§ TASK REQUIREMENTS: Copy the listing below in full and skip every picture.

§ DATASET EXTRACT:
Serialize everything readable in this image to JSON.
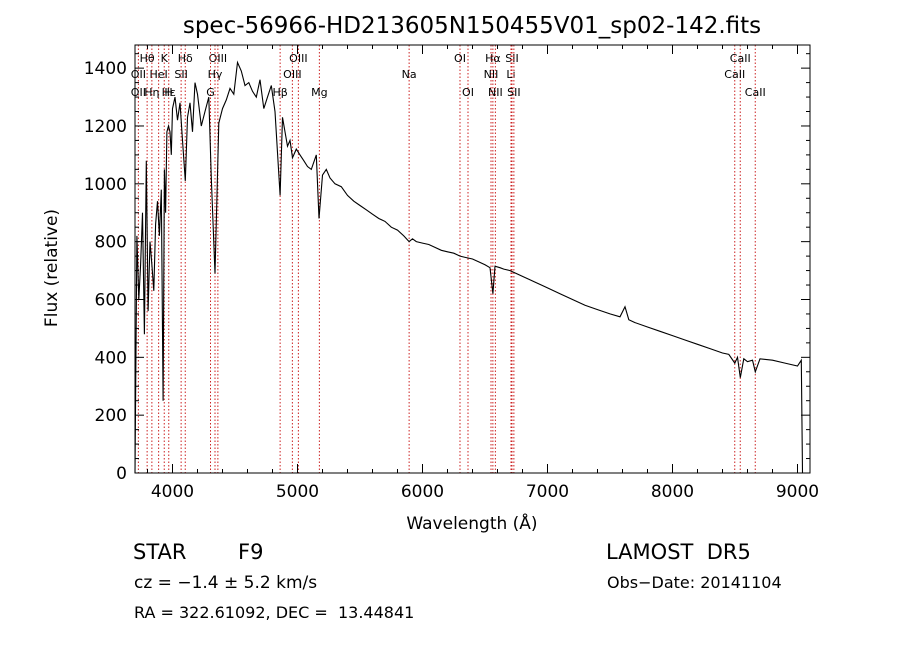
{
  "chart_data": {
    "type": "line",
    "title": "spec-56966-HD213605N150455V01_sp02-142.fits",
    "xlabel": "Wavelength (Å)",
    "ylabel": "Flux (relative)",
    "xlim": [
      3700,
      9100
    ],
    "ylim": [
      0,
      1480
    ],
    "x_ticks": [
      4000,
      5000,
      6000,
      7000,
      8000,
      9000
    ],
    "y_ticks": [
      0,
      200,
      400,
      600,
      800,
      1000,
      1200,
      1400
    ],
    "grid": false,
    "line_color": "#000000",
    "marker_color": "#cc2222",
    "series": [
      {
        "x": [
          3700,
          3715,
          3730,
          3745,
          3760,
          3775,
          3790,
          3805,
          3820,
          3835,
          3850,
          3865,
          3880,
          3895,
          3910,
          3925,
          3935,
          3945,
          3955,
          3968,
          3980,
          3990,
          4000,
          4020,
          4040,
          4060,
          4080,
          4102,
          4120,
          4140,
          4160,
          4180,
          4200,
          4230,
          4260,
          4290,
          4310,
          4340,
          4370,
          4400,
          4430,
          4460,
          4490,
          4520,
          4550,
          4580,
          4610,
          4640,
          4670,
          4700,
          4730,
          4760,
          4790,
          4820,
          4861,
          4880,
          4900,
          4920,
          4940,
          4960,
          4990,
          5020,
          5050,
          5080,
          5110,
          5150,
          5172,
          5200,
          5230,
          5260,
          5300,
          5350,
          5400,
          5450,
          5500,
          5550,
          5600,
          5650,
          5700,
          5750,
          5800,
          5850,
          5893,
          5920,
          5950,
          6000,
          6050,
          6100,
          6150,
          6200,
          6250,
          6300,
          6350,
          6400,
          6450,
          6500,
          6540,
          6563,
          6580,
          6620,
          6650,
          6700,
          6750,
          6800,
          6850,
          6900,
          6950,
          7000,
          7100,
          7200,
          7300,
          7400,
          7500,
          7580,
          7620,
          7650,
          7700,
          7800,
          7900,
          8000,
          8100,
          8200,
          8300,
          8400,
          8450,
          8498,
          8520,
          8542,
          8570,
          8600,
          8640,
          8662,
          8700,
          8800,
          8900,
          9000,
          9030,
          9040
        ],
        "y": [
          0,
          820,
          600,
          720,
          900,
          480,
          1080,
          560,
          800,
          720,
          630,
          860,
          940,
          820,
          980,
          250,
          1050,
          900,
          1180,
          1200,
          1180,
          1100,
          1260,
          1300,
          1220,
          1280,
          1150,
          1010,
          1230,
          1280,
          1180,
          1350,
          1310,
          1200,
          1250,
          1300,
          1020,
          690,
          1210,
          1260,
          1290,
          1330,
          1310,
          1420,
          1390,
          1340,
          1350,
          1320,
          1300,
          1360,
          1260,
          1300,
          1340,
          1250,
          960,
          1230,
          1180,
          1130,
          1150,
          1090,
          1120,
          1100,
          1080,
          1060,
          1050,
          1100,
          880,
          1030,
          1050,
          1020,
          1000,
          990,
          960,
          940,
          925,
          910,
          895,
          880,
          870,
          850,
          840,
          820,
          800,
          810,
          800,
          795,
          790,
          780,
          770,
          765,
          760,
          750,
          745,
          740,
          730,
          720,
          710,
          620,
          715,
          710,
          705,
          700,
          690,
          680,
          670,
          660,
          650,
          640,
          620,
          600,
          580,
          565,
          550,
          540,
          575,
          530,
          520,
          505,
          490,
          475,
          460,
          445,
          430,
          415,
          410,
          380,
          400,
          330,
          395,
          385,
          390,
          350,
          395,
          390,
          380,
          370,
          390,
          0
        ]
      }
    ],
    "line_markers": [
      {
        "label": "Hβ",
        "x": 4861,
        "row": 3
      },
      {
        "label": "Hε",
        "x": 3970,
        "row": 3
      },
      {
        "label": "Hθ",
        "x": 3797,
        "row": 1
      },
      {
        "label": "K",
        "x": 3934,
        "row": 1
      },
      {
        "label": "Hδ",
        "x": 4102,
        "row": 1
      },
      {
        "label": "OII",
        "x": 3727,
        "row": 2
      },
      {
        "label": "HeI",
        "x": 3889,
        "row": 2
      },
      {
        "label": "SII",
        "x": 4069,
        "row": 2
      },
      {
        "label": "OII",
        "x": 3727,
        "row": 3
      },
      {
        "label": "Hη",
        "x": 3835,
        "row": 3
      },
      {
        "label": "H",
        "x": 3968,
        "row": 3
      },
      {
        "label": "OIII",
        "x": 4363,
        "row": 1
      },
      {
        "label": "Hγ",
        "x": 4340,
        "row": 2
      },
      {
        "label": "G",
        "x": 4304,
        "row": 3
      },
      {
        "label": "OIII",
        "x": 5007,
        "row": 1
      },
      {
        "label": "OIII",
        "x": 4959,
        "row": 2
      },
      {
        "label": "Mg",
        "x": 5175,
        "row": 3
      },
      {
        "label": "Na",
        "x": 5893,
        "row": 2
      },
      {
        "label": "OI",
        "x": 6300,
        "row": 1
      },
      {
        "label": "OI",
        "x": 6364,
        "row": 3
      },
      {
        "label": "Hα",
        "x": 6563,
        "row": 1
      },
      {
        "label": "SII",
        "x": 6716,
        "row": 1
      },
      {
        "label": "NII",
        "x": 6548,
        "row": 2
      },
      {
        "label": "Li",
        "x": 6708,
        "row": 2
      },
      {
        "label": "NII",
        "x": 6583,
        "row": 3
      },
      {
        "label": "SII",
        "x": 6731,
        "row": 3
      },
      {
        "label": "CaII",
        "x": 8542,
        "row": 1
      },
      {
        "label": "CaII",
        "x": 8498,
        "row": 2
      },
      {
        "label": "CaII",
        "x": 8662,
        "row": 3
      }
    ]
  },
  "info": {
    "object_type": "STAR",
    "subclass": "F9",
    "survey": "LAMOST  DR5",
    "redshift_line": "cz = −1.4 ± 5.2 km/s",
    "obs_date": "Obs−Date: 20141104",
    "coords": "RA = 322.61092, DEC =  13.44841"
  }
}
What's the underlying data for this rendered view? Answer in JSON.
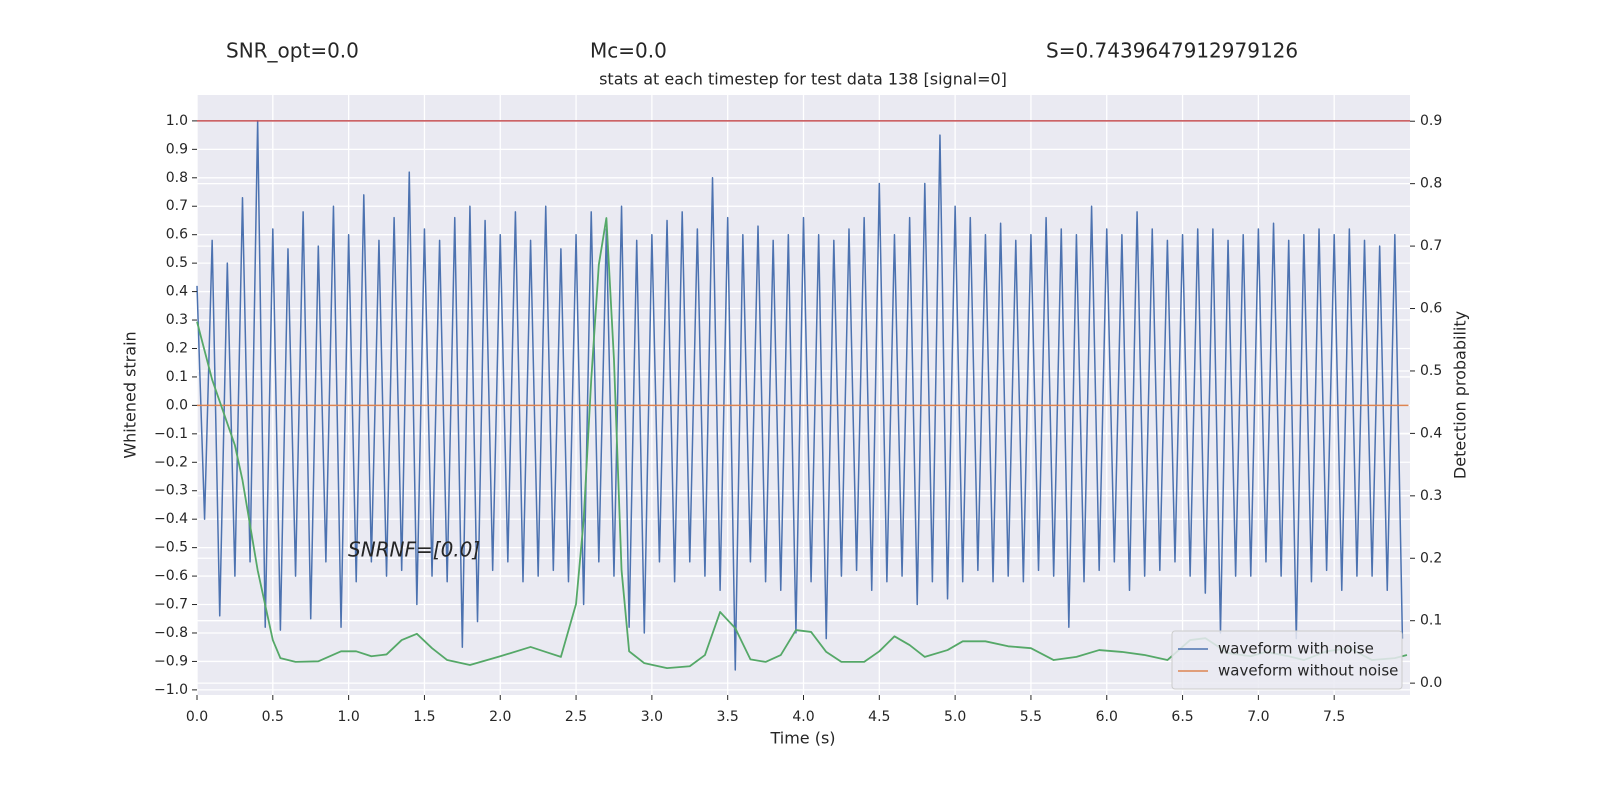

§ PROBLEM SOLUTION:
Serialize everything readable in this image to JSON.
{
  "chart_data": {
    "type": "line",
    "title": "spec-56966-HD213605N150455V01_sp02-142.fits",
    "xlabel": "Wavelength (Å)",
    "ylabel": "Flux (relative)",
    "xlim": [
      3700,
      9100
    ],
    "ylim": [
      0,
      1480
    ],
    "x_ticks": [
      4000,
      5000,
      6000,
      7000,
      8000,
      9000
    ],
    "y_ticks": [
      0,
      200,
      400,
      600,
      800,
      1000,
      1200,
      1400
    ],
    "grid": false,
    "line_color": "#000000",
    "marker_color": "#cc2222",
    "series": [
      {
        "x": [
          3700,
          3715,
          3730,
          3745,
          3760,
          3775,
          3790,
          3805,
          3820,
          3835,
          3850,
          3865,
          3880,
          3895,
          3910,
          3925,
          3935,
          3945,
          3955,
          3968,
          3980,
          3990,
          4000,
          4020,
          4040,
          4060,
          4080,
          4102,
          4120,
          4140,
          4160,
          4180,
          4200,
          4230,
          4260,
          4290,
          4310,
          4340,
          4370,
          4400,
          4430,
          4460,
          4490,
          4520,
          4550,
          4580,
          4610,
          4640,
          4670,
          4700,
          4730,
          4760,
          4790,
          4820,
          4861,
          4880,
          4900,
          4920,
          4940,
          4960,
          4990,
          5020,
          5050,
          5080,
          5110,
          5150,
          5172,
          5200,
          5230,
          5260,
          5300,
          5350,
          5400,
          5450,
          5500,
          5550,
          5600,
          5650,
          5700,
          5750,
          5800,
          5850,
          5893,
          5920,
          5950,
          6000,
          6050,
          6100,
          6150,
          6200,
          6250,
          6300,
          6350,
          6400,
          6450,
          6500,
          6540,
          6563,
          6580,
          6620,
          6650,
          6700,
          6750,
          6800,
          6850,
          6900,
          6950,
          7000,
          7100,
          7200,
          7300,
          7400,
          7500,
          7580,
          7620,
          7650,
          7700,
          7800,
          7900,
          8000,
          8100,
          8200,
          8300,
          8400,
          8450,
          8498,
          8520,
          8542,
          8570,
          8600,
          8640,
          8662,
          8700,
          8800,
          8900,
          9000,
          9030,
          9040
        ],
        "y": [
          0,
          820,
          600,
          720,
          900,
          480,
          1080,
          560,
          800,
          720,
          630,
          860,
          940,
          820,
          980,
          250,
          1050,
          900,
          1180,
          1200,
          1180,
          1100,
          1260,
          1300,
          1220,
          1280,
          1150,
          1010,
          1230,
          1280,
          1180,
          1350,
          1310,
          1200,
          1250,
          1300,
          1020,
          690,
          1210,
          1260,
          1290,
          1330,
          1310,
          1420,
          1390,
          1340,
          1350,
          1320,
          1300,
          1360,
          1260,
          1300,
          1340,
          1250,
          960,
          1230,
          1180,
          1130,
          1150,
          1090,
          1120,
          1100,
          1080,
          1060,
          1050,
          1100,
          880,
          1030,
          1050,
          1020,
          1000,
          990,
          960,
          940,
          925,
          910,
          895,
          880,
          870,
          850,
          840,
          820,
          800,
          810,
          800,
          795,
          790,
          780,
          770,
          765,
          760,
          750,
          745,
          740,
          730,
          720,
          710,
          620,
          715,
          710,
          705,
          700,
          690,
          680,
          670,
          660,
          650,
          640,
          620,
          600,
          580,
          565,
          550,
          540,
          575,
          530,
          520,
          505,
          490,
          475,
          460,
          445,
          430,
          415,
          410,
          380,
          400,
          330,
          395,
          385,
          390,
          350,
          395,
          390,
          380,
          370,
          390,
          0
        ]
      }
    ],
    "line_markers": [
      {
        "label": "Hβ",
        "x": 4861,
        "row": 3
      },
      {
        "label": "Hε",
        "x": 3970,
        "row": 3
      },
      {
        "label": "Hθ",
        "x": 3797,
        "row": 1
      },
      {
        "label": "K",
        "x": 3934,
        "row": 1
      },
      {
        "label": "Hδ",
        "x": 4102,
        "row": 1
      },
      {
        "label": "OII",
        "x": 3727,
        "row": 2
      },
      {
        "label": "HeI",
        "x": 3889,
        "row": 2
      },
      {
        "label": "SII",
        "x": 4069,
        "row": 2
      },
      {
        "label": "OII",
        "x": 3727,
        "row": 3
      },
      {
        "label": "Hη",
        "x": 3835,
        "row": 3
      },
      {
        "label": "H",
        "x": 3968,
        "row": 3
      },
      {
        "label": "OIII",
        "x": 4363,
        "row": 1
      },
      {
        "label": "Hγ",
        "x": 4340,
        "row": 2
      },
      {
        "label": "G",
        "x": 4304,
        "row": 3
      },
      {
        "label": "OIII",
        "x": 5007,
        "row": 1
      },
      {
        "label": "OIII",
        "x": 4959,
        "row": 2
      },
      {
        "label": "Mg",
        "x": 5175,
        "row": 3
      },
      {
        "label": "Na",
        "x": 5893,
        "row": 2
      },
      {
        "label": "OI",
        "x": 6300,
        "row": 1
      },
      {
        "label": "OI",
        "x": 6364,
        "row": 3
      },
      {
        "label": "Hα",
        "x": 6563,
        "row": 1
      },
      {
        "label": "SII",
        "x": 6716,
        "row": 1
      },
      {
        "label": "NII",
        "x": 6548,
        "row": 2
      },
      {
        "label": "Li",
        "x": 6708,
        "row": 2
      },
      {
        "label": "NII",
        "x": 6583,
        "row": 3
      },
      {
        "label": "SII",
        "x": 6731,
        "row": 3
      },
      {
        "label": "CaII",
        "x": 8542,
        "row": 1
      },
      {
        "label": "CaII",
        "x": 8498,
        "row": 2
      },
      {
        "label": "CaII",
        "x": 8662,
        "row": 3
      }
    ]
  },
  "info": {
    "object_type": "STAR",
    "subclass": "F9",
    "survey": "LAMOST  DR5",
    "redshift_line": "cz = −1.4 ± 5.2 km/s",
    "obs_date": "Obs−Date: 20141104",
    "coords": "RA = 322.61092, DEC =  13.44841"
  }
}
What's the underlying data for this rendered view? Answer in JSON.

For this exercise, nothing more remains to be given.